Requirements
Report how many lines contain "anos", with no other words.

[Dataset entries]
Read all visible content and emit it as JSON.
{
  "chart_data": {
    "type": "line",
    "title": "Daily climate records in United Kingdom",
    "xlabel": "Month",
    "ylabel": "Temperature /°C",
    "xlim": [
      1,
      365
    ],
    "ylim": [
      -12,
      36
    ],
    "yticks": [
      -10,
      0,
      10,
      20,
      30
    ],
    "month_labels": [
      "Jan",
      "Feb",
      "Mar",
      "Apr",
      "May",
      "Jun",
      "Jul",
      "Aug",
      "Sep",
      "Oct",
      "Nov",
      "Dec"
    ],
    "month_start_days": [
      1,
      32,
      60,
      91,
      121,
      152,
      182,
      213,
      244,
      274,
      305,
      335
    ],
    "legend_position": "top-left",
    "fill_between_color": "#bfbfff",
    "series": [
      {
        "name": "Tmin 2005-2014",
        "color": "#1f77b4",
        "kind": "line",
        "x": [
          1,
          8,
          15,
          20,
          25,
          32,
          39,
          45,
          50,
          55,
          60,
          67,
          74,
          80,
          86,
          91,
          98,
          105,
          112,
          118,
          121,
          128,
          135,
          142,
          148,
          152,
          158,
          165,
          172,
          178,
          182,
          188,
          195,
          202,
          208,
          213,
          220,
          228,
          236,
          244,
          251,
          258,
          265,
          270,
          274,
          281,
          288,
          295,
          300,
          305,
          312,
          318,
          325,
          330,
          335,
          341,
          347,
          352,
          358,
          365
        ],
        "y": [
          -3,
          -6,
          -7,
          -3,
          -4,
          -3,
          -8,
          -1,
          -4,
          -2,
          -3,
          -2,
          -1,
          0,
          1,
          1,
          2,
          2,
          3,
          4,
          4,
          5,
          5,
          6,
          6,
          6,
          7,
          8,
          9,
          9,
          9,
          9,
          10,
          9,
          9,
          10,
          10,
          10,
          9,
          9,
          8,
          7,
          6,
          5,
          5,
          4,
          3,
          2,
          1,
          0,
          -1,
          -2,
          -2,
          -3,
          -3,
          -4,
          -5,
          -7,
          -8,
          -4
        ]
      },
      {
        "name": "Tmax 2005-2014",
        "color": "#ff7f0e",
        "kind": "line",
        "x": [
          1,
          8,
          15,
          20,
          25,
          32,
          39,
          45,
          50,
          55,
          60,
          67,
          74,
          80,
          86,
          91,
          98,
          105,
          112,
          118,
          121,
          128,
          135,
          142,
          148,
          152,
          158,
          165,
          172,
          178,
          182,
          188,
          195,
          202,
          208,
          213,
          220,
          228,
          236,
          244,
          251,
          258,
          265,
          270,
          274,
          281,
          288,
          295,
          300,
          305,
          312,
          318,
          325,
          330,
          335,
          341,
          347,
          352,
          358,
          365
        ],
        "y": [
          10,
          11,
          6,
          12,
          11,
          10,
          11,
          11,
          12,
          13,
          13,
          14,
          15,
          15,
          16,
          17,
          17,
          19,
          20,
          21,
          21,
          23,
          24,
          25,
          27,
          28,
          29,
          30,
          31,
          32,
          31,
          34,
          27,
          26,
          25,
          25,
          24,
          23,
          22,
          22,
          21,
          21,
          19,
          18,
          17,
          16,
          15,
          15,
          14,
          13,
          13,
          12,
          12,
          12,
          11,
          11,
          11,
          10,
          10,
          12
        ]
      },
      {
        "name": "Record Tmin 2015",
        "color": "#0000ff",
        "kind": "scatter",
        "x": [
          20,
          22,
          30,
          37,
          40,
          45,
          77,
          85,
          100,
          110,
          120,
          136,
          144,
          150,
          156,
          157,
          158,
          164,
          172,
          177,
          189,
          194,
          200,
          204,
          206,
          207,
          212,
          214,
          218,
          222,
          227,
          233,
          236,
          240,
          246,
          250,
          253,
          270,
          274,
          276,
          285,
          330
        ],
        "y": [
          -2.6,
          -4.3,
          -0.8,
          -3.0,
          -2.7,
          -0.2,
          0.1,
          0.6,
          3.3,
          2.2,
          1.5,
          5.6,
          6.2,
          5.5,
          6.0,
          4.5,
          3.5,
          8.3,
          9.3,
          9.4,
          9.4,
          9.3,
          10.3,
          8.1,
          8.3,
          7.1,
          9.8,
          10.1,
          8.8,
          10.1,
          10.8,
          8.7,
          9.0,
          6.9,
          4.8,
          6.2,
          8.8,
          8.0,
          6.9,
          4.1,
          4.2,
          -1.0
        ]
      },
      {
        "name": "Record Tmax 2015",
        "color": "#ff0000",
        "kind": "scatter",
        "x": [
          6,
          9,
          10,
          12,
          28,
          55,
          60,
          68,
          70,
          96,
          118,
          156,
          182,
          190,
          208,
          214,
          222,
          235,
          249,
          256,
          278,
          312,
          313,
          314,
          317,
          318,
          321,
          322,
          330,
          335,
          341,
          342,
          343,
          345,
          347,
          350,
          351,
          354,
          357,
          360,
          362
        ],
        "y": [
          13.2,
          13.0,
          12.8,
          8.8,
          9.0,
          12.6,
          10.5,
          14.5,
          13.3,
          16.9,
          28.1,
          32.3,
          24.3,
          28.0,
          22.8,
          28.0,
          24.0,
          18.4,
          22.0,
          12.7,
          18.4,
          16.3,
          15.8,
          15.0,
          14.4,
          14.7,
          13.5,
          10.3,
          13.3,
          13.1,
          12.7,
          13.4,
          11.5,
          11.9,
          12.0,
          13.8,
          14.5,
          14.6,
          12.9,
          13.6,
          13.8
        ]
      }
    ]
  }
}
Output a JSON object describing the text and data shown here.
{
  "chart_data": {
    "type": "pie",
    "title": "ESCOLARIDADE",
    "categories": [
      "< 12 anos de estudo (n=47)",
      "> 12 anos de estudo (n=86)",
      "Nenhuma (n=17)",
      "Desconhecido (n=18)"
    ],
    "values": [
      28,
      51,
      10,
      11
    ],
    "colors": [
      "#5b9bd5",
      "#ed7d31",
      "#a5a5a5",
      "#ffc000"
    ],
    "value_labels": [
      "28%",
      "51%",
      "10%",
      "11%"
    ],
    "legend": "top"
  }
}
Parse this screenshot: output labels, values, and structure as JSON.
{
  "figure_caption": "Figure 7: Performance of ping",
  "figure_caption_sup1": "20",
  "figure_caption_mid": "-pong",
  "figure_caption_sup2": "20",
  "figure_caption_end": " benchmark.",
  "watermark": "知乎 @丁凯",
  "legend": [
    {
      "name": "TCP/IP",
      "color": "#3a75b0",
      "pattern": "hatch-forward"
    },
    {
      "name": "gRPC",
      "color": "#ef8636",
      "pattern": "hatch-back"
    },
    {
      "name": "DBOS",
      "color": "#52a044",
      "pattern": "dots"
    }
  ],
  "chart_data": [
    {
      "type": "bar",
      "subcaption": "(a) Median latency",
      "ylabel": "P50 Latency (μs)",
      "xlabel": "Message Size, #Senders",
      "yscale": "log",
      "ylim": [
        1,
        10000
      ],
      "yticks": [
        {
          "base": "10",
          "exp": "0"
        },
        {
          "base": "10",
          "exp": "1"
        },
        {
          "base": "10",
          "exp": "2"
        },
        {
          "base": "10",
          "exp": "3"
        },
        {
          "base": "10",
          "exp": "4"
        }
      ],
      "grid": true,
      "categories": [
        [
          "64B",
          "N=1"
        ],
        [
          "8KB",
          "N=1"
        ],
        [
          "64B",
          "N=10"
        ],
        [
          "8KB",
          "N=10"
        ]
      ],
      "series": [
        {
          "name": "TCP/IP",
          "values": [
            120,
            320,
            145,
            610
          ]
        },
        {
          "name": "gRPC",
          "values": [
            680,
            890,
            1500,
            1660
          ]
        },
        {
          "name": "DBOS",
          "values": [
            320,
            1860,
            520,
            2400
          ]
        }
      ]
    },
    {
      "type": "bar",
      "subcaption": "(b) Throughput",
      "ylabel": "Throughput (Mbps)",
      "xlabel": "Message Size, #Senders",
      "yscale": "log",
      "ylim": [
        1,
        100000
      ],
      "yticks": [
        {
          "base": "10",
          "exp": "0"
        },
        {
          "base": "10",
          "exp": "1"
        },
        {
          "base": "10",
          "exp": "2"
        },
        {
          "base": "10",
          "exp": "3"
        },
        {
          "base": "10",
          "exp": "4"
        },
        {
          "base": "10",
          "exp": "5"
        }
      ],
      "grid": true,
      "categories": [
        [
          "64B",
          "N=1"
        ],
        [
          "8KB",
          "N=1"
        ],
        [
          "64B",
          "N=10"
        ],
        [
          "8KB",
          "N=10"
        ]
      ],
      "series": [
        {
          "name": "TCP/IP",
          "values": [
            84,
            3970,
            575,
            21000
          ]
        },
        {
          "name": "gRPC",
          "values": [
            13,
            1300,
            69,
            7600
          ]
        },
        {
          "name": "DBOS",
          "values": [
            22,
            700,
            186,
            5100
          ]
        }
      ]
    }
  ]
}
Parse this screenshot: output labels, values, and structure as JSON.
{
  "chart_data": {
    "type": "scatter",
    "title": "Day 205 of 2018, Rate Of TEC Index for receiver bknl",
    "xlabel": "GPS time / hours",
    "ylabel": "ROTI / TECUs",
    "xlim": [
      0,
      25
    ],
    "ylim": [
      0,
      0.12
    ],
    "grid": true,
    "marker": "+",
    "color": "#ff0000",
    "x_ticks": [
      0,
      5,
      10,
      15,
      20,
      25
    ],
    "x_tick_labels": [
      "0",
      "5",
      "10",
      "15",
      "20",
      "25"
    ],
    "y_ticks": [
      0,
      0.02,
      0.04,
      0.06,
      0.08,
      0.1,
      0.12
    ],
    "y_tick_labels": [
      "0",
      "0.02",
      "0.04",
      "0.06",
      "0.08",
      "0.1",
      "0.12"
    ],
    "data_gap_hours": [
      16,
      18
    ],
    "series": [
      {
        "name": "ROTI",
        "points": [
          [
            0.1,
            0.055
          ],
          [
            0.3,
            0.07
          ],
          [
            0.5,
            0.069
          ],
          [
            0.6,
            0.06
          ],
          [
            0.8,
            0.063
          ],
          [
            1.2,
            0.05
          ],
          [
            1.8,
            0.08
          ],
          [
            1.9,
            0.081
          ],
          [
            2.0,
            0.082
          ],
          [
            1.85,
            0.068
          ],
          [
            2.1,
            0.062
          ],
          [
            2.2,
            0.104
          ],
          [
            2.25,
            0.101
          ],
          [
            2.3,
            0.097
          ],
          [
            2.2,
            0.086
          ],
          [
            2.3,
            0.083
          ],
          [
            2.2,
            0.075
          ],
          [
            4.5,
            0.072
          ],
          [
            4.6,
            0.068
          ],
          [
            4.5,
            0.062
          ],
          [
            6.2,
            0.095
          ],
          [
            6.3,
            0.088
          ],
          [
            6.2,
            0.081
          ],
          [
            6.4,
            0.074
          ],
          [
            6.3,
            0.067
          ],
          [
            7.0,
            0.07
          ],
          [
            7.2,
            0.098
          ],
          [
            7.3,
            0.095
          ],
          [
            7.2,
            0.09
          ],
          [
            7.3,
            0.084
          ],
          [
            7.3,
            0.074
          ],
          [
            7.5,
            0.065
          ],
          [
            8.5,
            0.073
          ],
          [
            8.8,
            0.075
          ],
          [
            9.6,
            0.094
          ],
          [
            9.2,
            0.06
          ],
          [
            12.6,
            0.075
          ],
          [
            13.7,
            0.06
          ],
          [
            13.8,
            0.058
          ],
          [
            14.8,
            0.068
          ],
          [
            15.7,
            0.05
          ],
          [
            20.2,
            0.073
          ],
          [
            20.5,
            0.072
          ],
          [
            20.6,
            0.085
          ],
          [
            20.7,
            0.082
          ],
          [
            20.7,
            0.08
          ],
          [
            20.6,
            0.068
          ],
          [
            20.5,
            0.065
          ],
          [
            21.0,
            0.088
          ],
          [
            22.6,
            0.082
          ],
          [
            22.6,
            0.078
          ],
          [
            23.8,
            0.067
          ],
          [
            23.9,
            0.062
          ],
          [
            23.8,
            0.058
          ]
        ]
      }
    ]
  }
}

Exercise result
2